**Text:**
[Begin]

The four major GNSS are passive one-way downlink ranging systems

The satellite emits modulated signals that include:

  • The time of transmission to deive ranges
  • The modeling parameters to compute satellite positions

A three-layer model describe the emitted satellite signals best

  • Physical layer characterizes the physical properties
  • Ranging code layer describes the methods of measuring the propagation time
  • Data-link layer commonly contains satellite ephemerides

Compoents of GPS signal

Fundamental freqiency \(f_0=10.23MHz\).Gnerated by the oscillators on board the satellites. Carrier signals in the L-band Generated by integer multiplications of \(f_n\)(between Micro-wave and Radio).\(f_{L1}=154f_0\),\(f_{L2}=120f_0\), \(f_{L3}=115f_0\)(military users only) Ranging codes 1. C/A-code(coarse/acquisition or clear/access code)\(f_0/10\) 2. P-code(precise or protected code)\(f_0\) 3. W-codeused to encrypt the P- and Y-codes when AS is implemented \(f_0/20\)

[End]

**Data lines:**
[Begin]

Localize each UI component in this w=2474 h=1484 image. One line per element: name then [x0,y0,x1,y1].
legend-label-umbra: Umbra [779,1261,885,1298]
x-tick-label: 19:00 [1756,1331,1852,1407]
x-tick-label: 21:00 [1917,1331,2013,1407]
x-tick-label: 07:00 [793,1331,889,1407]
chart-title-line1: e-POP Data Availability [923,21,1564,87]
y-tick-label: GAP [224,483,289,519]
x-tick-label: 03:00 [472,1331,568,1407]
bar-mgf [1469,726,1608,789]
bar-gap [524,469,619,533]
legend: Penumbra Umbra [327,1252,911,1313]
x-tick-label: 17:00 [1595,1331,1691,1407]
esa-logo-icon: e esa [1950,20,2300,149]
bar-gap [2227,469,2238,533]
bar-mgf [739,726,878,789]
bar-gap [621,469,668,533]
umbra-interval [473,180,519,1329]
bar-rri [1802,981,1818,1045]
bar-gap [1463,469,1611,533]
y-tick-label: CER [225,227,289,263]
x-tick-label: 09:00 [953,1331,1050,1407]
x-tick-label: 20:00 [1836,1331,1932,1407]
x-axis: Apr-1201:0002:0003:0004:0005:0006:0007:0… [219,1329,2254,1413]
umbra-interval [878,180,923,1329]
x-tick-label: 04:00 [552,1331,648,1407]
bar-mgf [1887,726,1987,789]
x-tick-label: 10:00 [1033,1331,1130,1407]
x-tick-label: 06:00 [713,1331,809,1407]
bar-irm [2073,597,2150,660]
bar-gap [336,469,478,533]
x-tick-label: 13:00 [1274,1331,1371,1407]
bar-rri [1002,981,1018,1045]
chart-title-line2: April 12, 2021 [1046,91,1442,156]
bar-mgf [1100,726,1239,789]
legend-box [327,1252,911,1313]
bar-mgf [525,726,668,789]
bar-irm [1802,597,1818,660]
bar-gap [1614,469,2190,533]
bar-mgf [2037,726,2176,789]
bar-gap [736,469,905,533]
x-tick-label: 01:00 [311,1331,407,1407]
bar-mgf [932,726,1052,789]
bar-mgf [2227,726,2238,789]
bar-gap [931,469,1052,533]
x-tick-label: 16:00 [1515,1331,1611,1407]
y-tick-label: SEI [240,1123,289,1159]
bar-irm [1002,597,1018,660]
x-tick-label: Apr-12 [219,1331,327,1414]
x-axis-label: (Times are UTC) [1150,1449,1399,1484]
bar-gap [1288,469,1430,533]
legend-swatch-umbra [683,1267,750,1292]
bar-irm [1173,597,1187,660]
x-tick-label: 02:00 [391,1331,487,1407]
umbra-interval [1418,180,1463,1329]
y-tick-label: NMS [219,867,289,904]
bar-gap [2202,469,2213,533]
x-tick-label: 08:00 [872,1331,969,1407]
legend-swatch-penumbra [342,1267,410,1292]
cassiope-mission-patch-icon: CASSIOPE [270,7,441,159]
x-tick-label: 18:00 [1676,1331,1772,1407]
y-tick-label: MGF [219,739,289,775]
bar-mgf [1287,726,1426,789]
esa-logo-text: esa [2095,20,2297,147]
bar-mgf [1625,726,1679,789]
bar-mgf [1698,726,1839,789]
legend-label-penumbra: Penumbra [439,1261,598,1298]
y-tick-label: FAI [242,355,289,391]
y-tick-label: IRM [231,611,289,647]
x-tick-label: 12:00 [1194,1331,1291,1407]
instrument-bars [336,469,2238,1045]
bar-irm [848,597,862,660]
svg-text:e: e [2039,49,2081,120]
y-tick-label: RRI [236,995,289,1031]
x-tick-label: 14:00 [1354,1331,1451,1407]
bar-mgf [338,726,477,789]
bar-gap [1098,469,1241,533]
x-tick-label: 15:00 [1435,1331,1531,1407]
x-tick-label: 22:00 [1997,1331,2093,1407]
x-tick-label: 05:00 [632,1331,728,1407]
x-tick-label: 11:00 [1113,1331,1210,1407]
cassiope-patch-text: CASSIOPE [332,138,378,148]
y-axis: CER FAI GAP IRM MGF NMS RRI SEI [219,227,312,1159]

[End]

**What you will do:**
[1] List every layer of the model that the GNSS text uses to describe emitted satellite signals.
[2] Copy the entries, without changes, from their first line through the line holding "bar-mgf [1469,726,1608,789]", inclusive.
The GNSS text and the entries come from separate sources.

**Results in order:**
[1]
Physical layer
Ranging code layer
Data-link layer

[2]
Localize each UI component in this w=2474 h=1484 image. One line per element: name then [x0,y0,x1,y1].
legend-label-umbra: Umbra [779,1261,885,1298]
x-tick-label: 19:00 [1756,1331,1852,1407]
x-tick-label: 21:00 [1917,1331,2013,1407]
x-tick-label: 07:00 [793,1331,889,1407]
chart-title-line1: e-POP Data Availability [923,21,1564,87]
y-tick-label: GAP [224,483,289,519]
x-tick-label: 03:00 [472,1331,568,1407]
bar-mgf [1469,726,1608,789]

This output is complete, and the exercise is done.